SET PROBLEM:
Rewrite the items from the very first line up to and including the line with "photo-list: Dune, 19/03/2020;", swapping "Carrier" for "Signal" and leaving everything else as it is.

□ □ □ □

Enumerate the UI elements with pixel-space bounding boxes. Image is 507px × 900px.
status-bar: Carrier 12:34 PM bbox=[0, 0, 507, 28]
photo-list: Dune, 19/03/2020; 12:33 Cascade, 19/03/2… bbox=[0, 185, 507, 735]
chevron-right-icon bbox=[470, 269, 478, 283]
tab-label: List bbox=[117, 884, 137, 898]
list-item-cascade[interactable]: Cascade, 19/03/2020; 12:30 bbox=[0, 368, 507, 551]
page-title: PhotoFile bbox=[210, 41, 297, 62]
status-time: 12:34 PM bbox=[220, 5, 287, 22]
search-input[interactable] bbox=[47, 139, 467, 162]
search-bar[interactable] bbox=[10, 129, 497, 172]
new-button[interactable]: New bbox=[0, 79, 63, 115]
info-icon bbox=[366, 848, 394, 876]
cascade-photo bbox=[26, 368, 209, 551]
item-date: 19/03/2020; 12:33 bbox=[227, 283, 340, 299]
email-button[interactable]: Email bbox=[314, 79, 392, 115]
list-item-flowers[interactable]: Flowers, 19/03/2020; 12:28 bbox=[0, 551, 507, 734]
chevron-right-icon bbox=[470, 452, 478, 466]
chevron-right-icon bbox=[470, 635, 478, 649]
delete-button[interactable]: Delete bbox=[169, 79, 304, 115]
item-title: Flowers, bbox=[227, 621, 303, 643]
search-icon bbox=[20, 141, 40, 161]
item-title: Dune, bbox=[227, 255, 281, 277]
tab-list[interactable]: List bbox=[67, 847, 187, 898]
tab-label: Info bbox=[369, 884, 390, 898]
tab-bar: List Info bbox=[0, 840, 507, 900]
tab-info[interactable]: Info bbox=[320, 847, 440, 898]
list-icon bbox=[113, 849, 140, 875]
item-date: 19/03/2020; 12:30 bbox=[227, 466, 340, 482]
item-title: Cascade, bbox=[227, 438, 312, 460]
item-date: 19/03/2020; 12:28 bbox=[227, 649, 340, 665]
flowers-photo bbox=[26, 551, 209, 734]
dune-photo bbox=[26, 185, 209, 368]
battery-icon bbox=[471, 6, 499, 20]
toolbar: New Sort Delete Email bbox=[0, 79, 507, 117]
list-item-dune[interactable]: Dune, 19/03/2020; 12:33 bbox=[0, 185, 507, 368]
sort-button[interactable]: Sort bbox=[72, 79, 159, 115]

□ □ □ □

SOLUTION FOR THIS PROBLEM:
Enumerate the UI elements with pixel-space bounding boxes. Image is 507px × 900px.
status-bar: Signal 12:34 PM bbox=[0, 0, 507, 28]
photo-list: Dune, 19/03/2020; 12:33 Cascade, 19/03/2… bbox=[0, 185, 507, 735]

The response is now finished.